#### Task
All of the data below must be repeated exactly.

#### Recorded information
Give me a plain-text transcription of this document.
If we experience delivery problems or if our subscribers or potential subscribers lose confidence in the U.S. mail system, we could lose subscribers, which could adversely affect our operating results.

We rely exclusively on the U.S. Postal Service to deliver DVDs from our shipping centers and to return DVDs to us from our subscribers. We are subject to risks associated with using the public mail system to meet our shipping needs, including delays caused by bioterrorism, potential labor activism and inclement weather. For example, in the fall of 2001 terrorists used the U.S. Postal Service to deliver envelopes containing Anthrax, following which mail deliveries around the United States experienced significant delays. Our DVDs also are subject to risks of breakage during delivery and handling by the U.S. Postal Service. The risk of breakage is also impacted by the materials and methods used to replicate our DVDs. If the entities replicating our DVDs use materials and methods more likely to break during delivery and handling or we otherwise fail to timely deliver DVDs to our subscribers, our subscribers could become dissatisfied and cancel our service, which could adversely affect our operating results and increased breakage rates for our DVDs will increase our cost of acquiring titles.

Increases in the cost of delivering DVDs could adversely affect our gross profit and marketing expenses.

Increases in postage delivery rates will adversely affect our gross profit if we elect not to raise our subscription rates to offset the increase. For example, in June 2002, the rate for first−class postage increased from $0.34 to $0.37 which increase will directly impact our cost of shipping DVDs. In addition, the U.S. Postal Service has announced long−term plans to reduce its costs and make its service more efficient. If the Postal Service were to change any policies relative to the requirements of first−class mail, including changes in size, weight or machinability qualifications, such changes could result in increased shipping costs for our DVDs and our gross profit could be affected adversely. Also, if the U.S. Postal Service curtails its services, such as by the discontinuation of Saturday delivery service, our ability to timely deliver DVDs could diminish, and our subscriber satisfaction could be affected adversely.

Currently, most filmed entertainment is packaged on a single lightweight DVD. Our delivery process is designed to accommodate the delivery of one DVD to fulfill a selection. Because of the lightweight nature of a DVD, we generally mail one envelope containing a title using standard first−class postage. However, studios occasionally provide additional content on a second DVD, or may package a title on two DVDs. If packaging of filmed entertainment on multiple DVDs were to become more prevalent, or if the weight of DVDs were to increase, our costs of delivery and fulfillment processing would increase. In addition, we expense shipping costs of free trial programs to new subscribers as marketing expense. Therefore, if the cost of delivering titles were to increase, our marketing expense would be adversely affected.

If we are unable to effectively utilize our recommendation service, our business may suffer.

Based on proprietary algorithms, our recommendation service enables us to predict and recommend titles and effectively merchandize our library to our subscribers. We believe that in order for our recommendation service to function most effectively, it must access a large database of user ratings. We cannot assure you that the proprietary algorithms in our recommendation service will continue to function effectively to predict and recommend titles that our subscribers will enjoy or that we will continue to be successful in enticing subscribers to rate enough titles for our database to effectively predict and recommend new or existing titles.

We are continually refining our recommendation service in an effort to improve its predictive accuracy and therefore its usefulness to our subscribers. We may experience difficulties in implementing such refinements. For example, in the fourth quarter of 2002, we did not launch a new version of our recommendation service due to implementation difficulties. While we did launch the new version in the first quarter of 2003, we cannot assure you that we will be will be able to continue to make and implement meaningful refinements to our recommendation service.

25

#### Correct output
Give me a plain-text transcription of this document.
If we experience delivery problems or if our subscribers or potential subscribers lose confidence in the U.S. mail system, we could lose subscribers, which could adversely affect our operating results.

We rely exclusively on the U.S. Postal Service to deliver DVDs from our shipping centers and to return DVDs to us from our subscribers. We are subject to risks associated with using the public mail system to meet our shipping needs, including delays caused by bioterrorism, potential labor activism and inclement weather. For example, in the fall of 2001 terrorists used the U.S. Postal Service to deliver envelopes containing Anthrax, following which mail deliveries around the United States experienced significant delays. Our DVDs also are subject to risks of breakage during delivery and handling by the U.S. Postal Service. The risk of breakage is also impacted by the materials and methods used to replicate our DVDs. If the entities replicating our DVDs use materials and methods more likely to break during delivery and handling or we otherwise fail to timely deliver DVDs to our subscribers, our subscribers could become dissatisfied and cancel our service, which could adversely affect our operating results and increased breakage rates for our DVDs will increase our cost of acquiring titles.

Increases in the cost of delivering DVDs could adversely affect our gross profit and marketing expenses.

Increases in postage delivery rates will adversely affect our gross profit if we elect not to raise our subscription rates to offset the increase. For example, in June 2002, the rate for first−class postage increased from $0.34 to $0.37 which increase will directly impact our cost of shipping DVDs. In addition, the U.S. Postal Service has announced long−term plans to reduce its costs and make its service more efficient. If the Postal Service were to change any policies relative to the requirements of first−class mail, including changes in size, weight or machinability qualifications, such changes could result in increased shipping costs for our DVDs and our gross profit could be affected adversely. Also, if the U.S. Postal Service curtails its services, such as by the discontinuation of Saturday delivery service, our ability to timely deliver DVDs could diminish, and our subscriber satisfaction could be affected adversely.

Currently, most filmed entertainment is packaged on a single lightweight DVD. Our delivery process is designed to accommodate the delivery of one DVD to fulfill a selection. Because of the lightweight nature of a DVD, we generally mail one envelope containing a title using standard first−class postage. However, studios occasionally provide additional content on a second DVD, or may package a title on two DVDs. If packaging of filmed entertainment on multiple DVDs were to become more prevalent, or if the weight of DVDs were to increase, our costs of delivery and fulfillment processing would increase. In addition, we expense shipping costs of free trial programs to new subscribers as marketing expense. Therefore, if the cost of delivering titles were to increase, our marketing expense would be adversely affected.

If we are unable to effectively utilize our recommendation service, our business may suffer.

Based on proprietary algorithms, our recommendation service enables us to predict and recommend titles and effectively merchandize our library to our subscribers. We believe that in order for our recommendation service to function most effectively, it must access a large database of user ratings. We cannot assure you that the proprietary algorithms in our recommendation service will continue to function effectively to predict and recommend titles that our subscribers will enjoy or that we will continue to be successful in enticing subscribers to rate enough titles for our database to effectively predict and recommend new or existing titles.

We are continually refining our recommendation service in an effort to improve its predictive accuracy and therefore its usefulness to our subscribers. We may experience difficulties in implementing such refinements. For example, in the fourth quarter of 2002, we did not launch a new version of our recommendation service due to implementation difficulties. While we did launch the new version in the first quarter of 2003, we cannot assure you that we will be will be able to continue to make and implement meaningful refinements to our recommendation service.

25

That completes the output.